Required work: Restate the listing below word for word, omitting any images.

>> start Information shown

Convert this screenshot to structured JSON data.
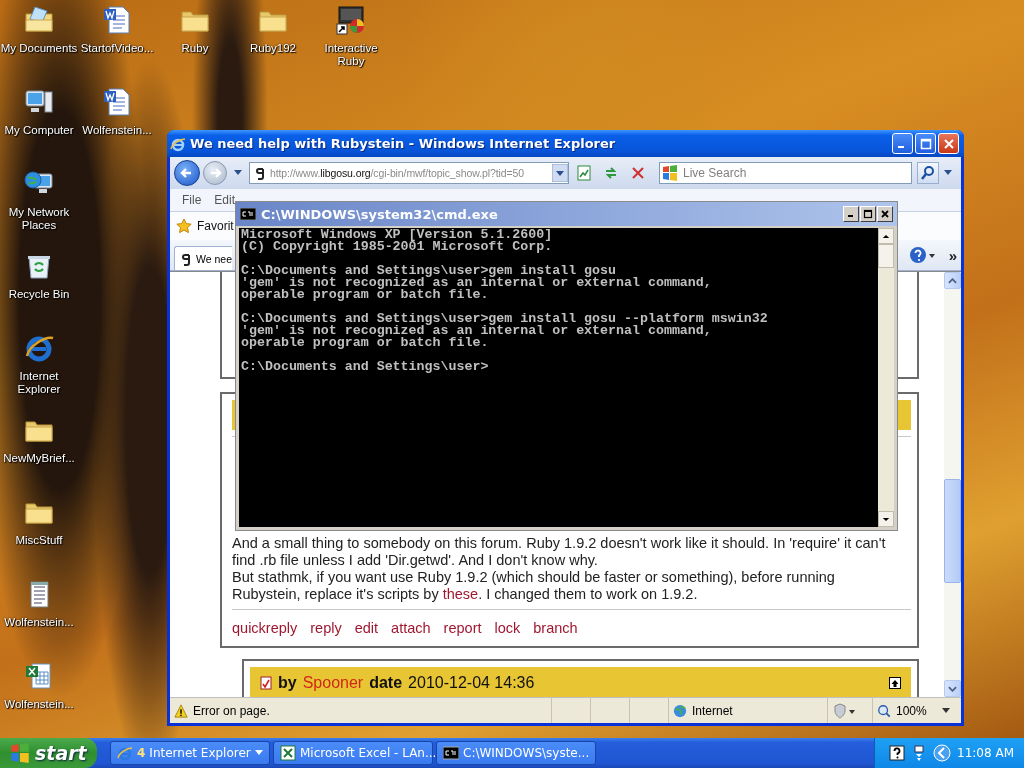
{
  "desktop": {
    "icon_columns": [
      [
        {
          "label": "My Documents",
          "kind": "mydocs"
        },
        {
          "label": "My Computer",
          "kind": "computer"
        },
        {
          "label": "My Network Places",
          "kind": "network"
        },
        {
          "label": "Recycle Bin",
          "kind": "recycle"
        },
        {
          "label": "Internet Explorer",
          "kind": "ie"
        },
        {
          "label": "NewMyBrief...",
          "kind": "folder"
        },
        {
          "label": "MiscStuff",
          "kind": "folder"
        },
        {
          "label": "Wolfenstein...",
          "kind": "notepad"
        },
        {
          "label": "Wolfenstein...",
          "kind": "excel"
        }
      ],
      [
        {
          "label": "StartofVideo...",
          "kind": "word"
        },
        {
          "label": "Wolfenstein...",
          "kind": "word"
        }
      ],
      [
        {
          "label": "Ruby",
          "kind": "folder"
        }
      ],
      [
        {
          "label": "Ruby192",
          "kind": "folder"
        }
      ],
      [
        {
          "label": "Interactive Ruby",
          "kind": "irb"
        }
      ]
    ]
  },
  "browser": {
    "title": "We need help with Rubystein - Windows Internet Explorer",
    "address": "http://www.**libgosu.org**/cgi-bin/mwf/topic_show.pl?tid=50",
    "search": {
      "placeholder": "Live Search"
    },
    "menu": [
      "File",
      "Edit"
    ],
    "favorites": "Favorit",
    "tab": "We nee",
    "chevron": "»",
    "post": {
      "paragraphs": [
        {
          "before": "And a small thing to somebody on this forum. Ruby 1.9.2 doesn't work like it should. In 'require' it can't find .rb file unless I add 'Dir.getwd'. And I don't know why."
        },
        {
          "before": "But stathmk, if you want use Ruby 1.9.2 (which should be faster or something), before running Rubystein, replace it's scripts by ",
          "link": "these",
          "after": ". I changed them to work on 1.9.2."
        }
      ],
      "actions": [
        "quickreply",
        "reply",
        "edit",
        "attach",
        "report",
        "lock",
        "branch"
      ]
    },
    "next_post": {
      "by_label": "by",
      "author": "Spooner",
      "date_label": "date",
      "date": "2010-12-04 14:36"
    },
    "status_bar": {
      "message": "Error on page.",
      "zone": "Internet",
      "zoom": "100%"
    }
  },
  "console": {
    "title": "C:\\WINDOWS\\system32\\cmd.exe",
    "blocks": [
      [
        "Microsoft Windows XP [Version 5.1.2600]",
        "(C) Copyright 1985-2001 Microsoft Corp."
      ],
      [
        "C:\\Documents and Settings\\user>gem install gosu",
        "'gem' is not recognized as an internal or external command,",
        "operable program or batch file."
      ],
      [
        "C:\\Documents and Settings\\user>gem install gosu --platform mswin32",
        "'gem' is not recognized as an internal or external command,",
        "operable program or batch file."
      ],
      [
        "C:\\Documents and Settings\\user>"
      ]
    ]
  },
  "taskbar": {
    "start": "start",
    "tasks": [
      {
        "kind": "ie",
        "count": "4",
        "label": "Internet Explorer"
      },
      {
        "kind": "excel",
        "label": "Microsoft Excel - LAn..."
      },
      {
        "kind": "cmd",
        "label": "C:\\WINDOWS\\syste..."
      }
    ],
    "clock": "11:08 AM"
  }
}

>> end Information shown

Solution for this task:
Convert this screenshot to structured JSON data.
{
  "desktop": {
    "icon_columns": [
      [
        {
          "label": "My Documents",
          "kind": "mydocs"
        },
        {
          "label": "My Computer",
          "kind": "computer"
        },
        {
          "label": "My Network Places",
          "kind": "network"
        },
        {
          "label": "Recycle Bin",
          "kind": "recycle"
        },
        {
          "label": "Internet Explorer",
          "kind": "ie"
        },
        {
          "label": "NewMyBrief...",
          "kind": "folder"
        },
        {
          "label": "MiscStuff",
          "kind": "folder"
        },
        {
          "label": "Wolfenstein...",
          "kind": "notepad"
        },
        {
          "label": "Wolfenstein...",
          "kind": "excel"
        }
      ],
      [
        {
          "label": "StartofVideo...",
          "kind": "word"
        },
        {
          "label": "Wolfenstein...",
          "kind": "word"
        }
      ],
      [
        {
          "label": "Ruby",
          "kind": "folder"
        }
      ],
      [
        {
          "label": "Ruby192",
          "kind": "folder"
        }
      ],
      [
        {
          "label": "Interactive Ruby",
          "kind": "irb"
        }
      ]
    ]
  },
  "browser": {
    "title": "We need help with Rubystein - Windows Internet Explorer",
    "address": "http://www.**libgosu.org**/cgi-bin/mwf/topic_show.pl?tid=50",
    "search": {
      "placeholder": "Live Search"
    },
    "menu": [
      "File",
      "Edit"
    ],
    "favorites": "Favorit",
    "tab": "We nee",
    "chevron": "»",
    "post": {
      "paragraphs": [
        {
          "before": "And a small thing to somebody on this forum. Ruby 1.9.2 doesn't work like it should. In 'require' it can't find .rb file unless I add 'Dir.getwd'. And I don't know why."
        },
        {
          "before": "But stathmk, if you want use Ruby 1.9.2 (which should be faster or something), before running Rubystein, replace it's scripts by ",
          "link": "these",
          "after": ". I changed them to work on 1.9.2."
        }
      ],
      "actions": [
        "quickreply",
        "reply",
        "edit",
        "attach",
        "report",
        "lock",
        "branch"
      ]
    },
    "next_post": {
      "by_label": "by",
      "author": "Spooner",
      "date_label": "date",
      "date": "2010-12-04 14:36"
    },
    "status_bar": {
      "message": "Error on page.",
      "zone": "Internet",
      "zoom": "100%"
    }
  },
  "console": {
    "title": "C:\\WINDOWS\\system32\\cmd.exe",
    "blocks": [
      [
        "Microsoft Windows XP [Version 5.1.2600]",
        "(C) Copyright 1985-2001 Microsoft Corp."
      ],
      [
        "C:\\Documents and Settings\\user>gem install gosu",
        "'gem' is not recognized as an internal or external command,",
        "operable program or batch file."
      ],
      [
        "C:\\Documents and Settings\\user>gem install gosu --platform mswin32",
        "'gem' is not recognized as an internal or external command,",
        "operable program or batch file."
      ],
      [
        "C:\\Documents and Settings\\user>"
      ]
    ]
  },
  "taskbar": {
    "start": "start",
    "tasks": [
      {
        "kind": "ie",
        "count": "4",
        "label": "Internet Explorer"
      },
      {
        "kind": "excel",
        "label": "Microsoft Excel - LAn..."
      },
      {
        "kind": "cmd",
        "label": "C:\\WINDOWS\\syste..."
      }
    ],
    "clock": "11:08 AM"
  }
}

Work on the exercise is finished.